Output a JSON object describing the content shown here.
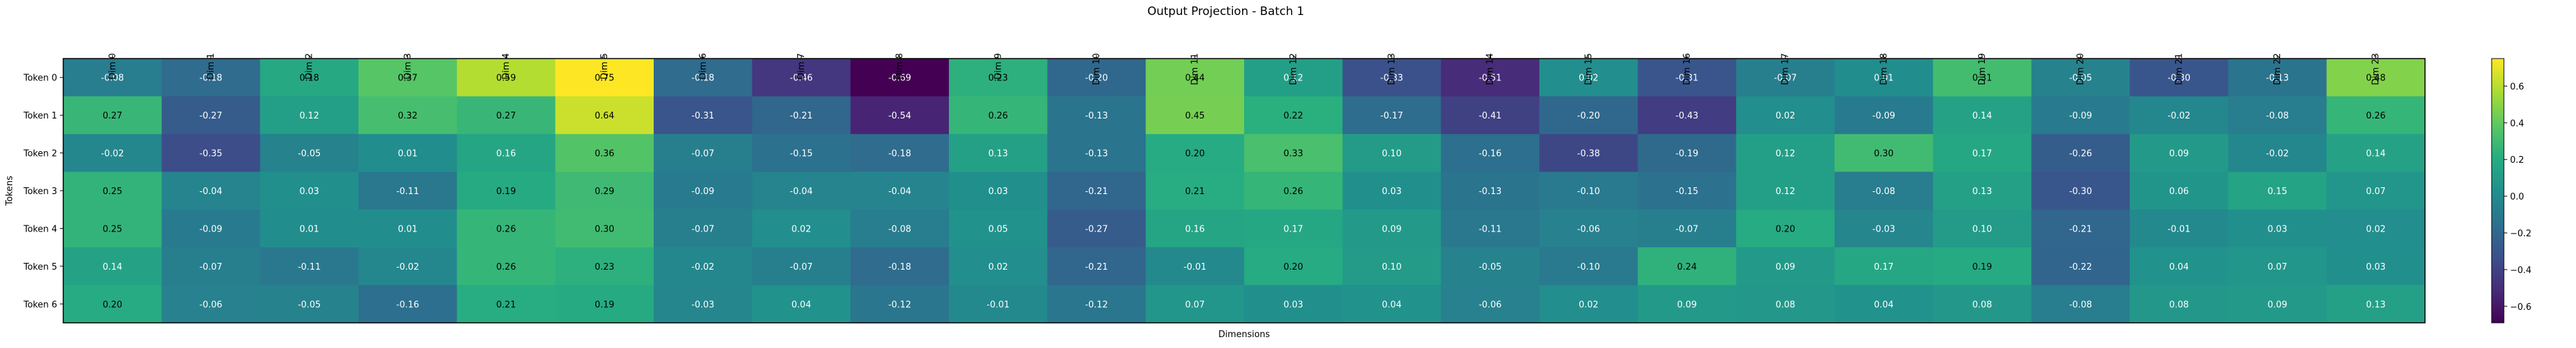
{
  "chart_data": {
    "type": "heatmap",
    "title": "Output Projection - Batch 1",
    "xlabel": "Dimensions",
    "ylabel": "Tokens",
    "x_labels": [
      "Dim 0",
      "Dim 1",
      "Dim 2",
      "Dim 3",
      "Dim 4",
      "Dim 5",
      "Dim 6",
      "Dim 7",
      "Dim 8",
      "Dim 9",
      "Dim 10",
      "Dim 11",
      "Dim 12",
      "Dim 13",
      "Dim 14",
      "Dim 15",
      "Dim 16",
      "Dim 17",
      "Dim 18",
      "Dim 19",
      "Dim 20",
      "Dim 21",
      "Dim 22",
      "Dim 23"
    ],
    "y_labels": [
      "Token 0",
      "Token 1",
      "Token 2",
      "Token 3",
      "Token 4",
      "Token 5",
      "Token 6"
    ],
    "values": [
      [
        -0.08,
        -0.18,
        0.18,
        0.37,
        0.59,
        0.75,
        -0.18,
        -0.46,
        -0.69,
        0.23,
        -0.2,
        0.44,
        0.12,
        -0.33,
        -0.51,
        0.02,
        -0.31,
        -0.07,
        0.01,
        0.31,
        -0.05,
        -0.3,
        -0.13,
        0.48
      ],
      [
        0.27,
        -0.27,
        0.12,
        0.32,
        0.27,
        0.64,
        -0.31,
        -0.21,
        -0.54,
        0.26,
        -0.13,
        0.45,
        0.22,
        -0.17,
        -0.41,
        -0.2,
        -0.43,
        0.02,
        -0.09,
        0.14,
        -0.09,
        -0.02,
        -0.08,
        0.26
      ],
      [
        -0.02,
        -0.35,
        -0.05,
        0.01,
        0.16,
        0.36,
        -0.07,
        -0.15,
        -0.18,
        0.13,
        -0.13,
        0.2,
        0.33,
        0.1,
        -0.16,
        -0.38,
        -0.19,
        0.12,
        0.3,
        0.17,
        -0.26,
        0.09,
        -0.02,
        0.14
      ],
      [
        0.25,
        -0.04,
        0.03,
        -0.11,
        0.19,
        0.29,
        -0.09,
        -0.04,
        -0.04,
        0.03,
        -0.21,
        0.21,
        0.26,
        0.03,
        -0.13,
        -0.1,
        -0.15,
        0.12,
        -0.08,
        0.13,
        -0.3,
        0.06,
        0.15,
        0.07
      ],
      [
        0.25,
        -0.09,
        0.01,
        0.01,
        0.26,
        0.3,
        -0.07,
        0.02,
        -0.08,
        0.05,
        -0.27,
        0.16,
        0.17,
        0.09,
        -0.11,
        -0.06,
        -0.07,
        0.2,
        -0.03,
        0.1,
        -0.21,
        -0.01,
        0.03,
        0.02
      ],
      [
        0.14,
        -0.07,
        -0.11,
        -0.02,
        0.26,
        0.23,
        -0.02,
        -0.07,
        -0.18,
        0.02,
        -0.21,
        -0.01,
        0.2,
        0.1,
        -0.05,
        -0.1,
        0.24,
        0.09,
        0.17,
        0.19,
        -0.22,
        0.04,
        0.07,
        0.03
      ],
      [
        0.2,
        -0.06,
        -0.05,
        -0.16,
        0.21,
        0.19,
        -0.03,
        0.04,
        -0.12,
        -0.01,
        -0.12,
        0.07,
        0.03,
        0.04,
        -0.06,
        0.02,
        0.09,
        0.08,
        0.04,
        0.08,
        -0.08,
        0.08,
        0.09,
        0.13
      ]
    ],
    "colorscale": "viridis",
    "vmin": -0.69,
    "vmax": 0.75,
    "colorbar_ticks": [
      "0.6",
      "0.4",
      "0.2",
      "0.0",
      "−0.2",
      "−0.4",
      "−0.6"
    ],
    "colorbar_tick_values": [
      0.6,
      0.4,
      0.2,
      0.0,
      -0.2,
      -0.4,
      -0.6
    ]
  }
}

========================================================================

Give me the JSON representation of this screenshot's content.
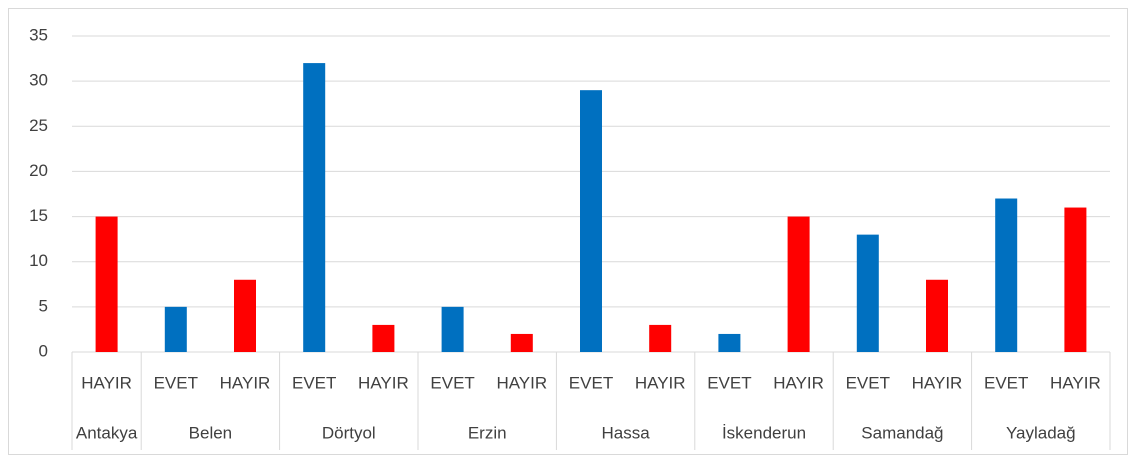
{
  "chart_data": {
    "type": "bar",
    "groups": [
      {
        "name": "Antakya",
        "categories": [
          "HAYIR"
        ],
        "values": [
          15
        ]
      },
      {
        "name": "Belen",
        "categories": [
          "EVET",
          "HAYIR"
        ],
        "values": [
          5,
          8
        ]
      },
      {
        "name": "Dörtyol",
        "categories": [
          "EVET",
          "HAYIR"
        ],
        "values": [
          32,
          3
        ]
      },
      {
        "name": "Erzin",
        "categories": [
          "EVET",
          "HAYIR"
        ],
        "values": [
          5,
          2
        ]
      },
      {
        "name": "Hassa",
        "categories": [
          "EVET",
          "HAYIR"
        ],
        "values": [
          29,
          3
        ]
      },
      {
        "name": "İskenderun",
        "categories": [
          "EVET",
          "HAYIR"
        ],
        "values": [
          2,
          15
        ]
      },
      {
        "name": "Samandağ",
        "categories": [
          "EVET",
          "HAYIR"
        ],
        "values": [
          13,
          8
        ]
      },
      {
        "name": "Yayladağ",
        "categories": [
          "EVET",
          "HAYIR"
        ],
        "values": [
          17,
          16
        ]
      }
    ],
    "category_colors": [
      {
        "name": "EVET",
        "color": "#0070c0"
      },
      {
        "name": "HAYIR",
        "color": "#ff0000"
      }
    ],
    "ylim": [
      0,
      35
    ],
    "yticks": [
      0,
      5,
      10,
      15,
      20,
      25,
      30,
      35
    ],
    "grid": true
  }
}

========================================================================

__CHALLENGE__:
Return every line in the listing that contains the word "JSON".

__WRITTEN REPLY__:
Output a JSON object describing the content shown here.
Give me the JSON representation of this screenshot's content.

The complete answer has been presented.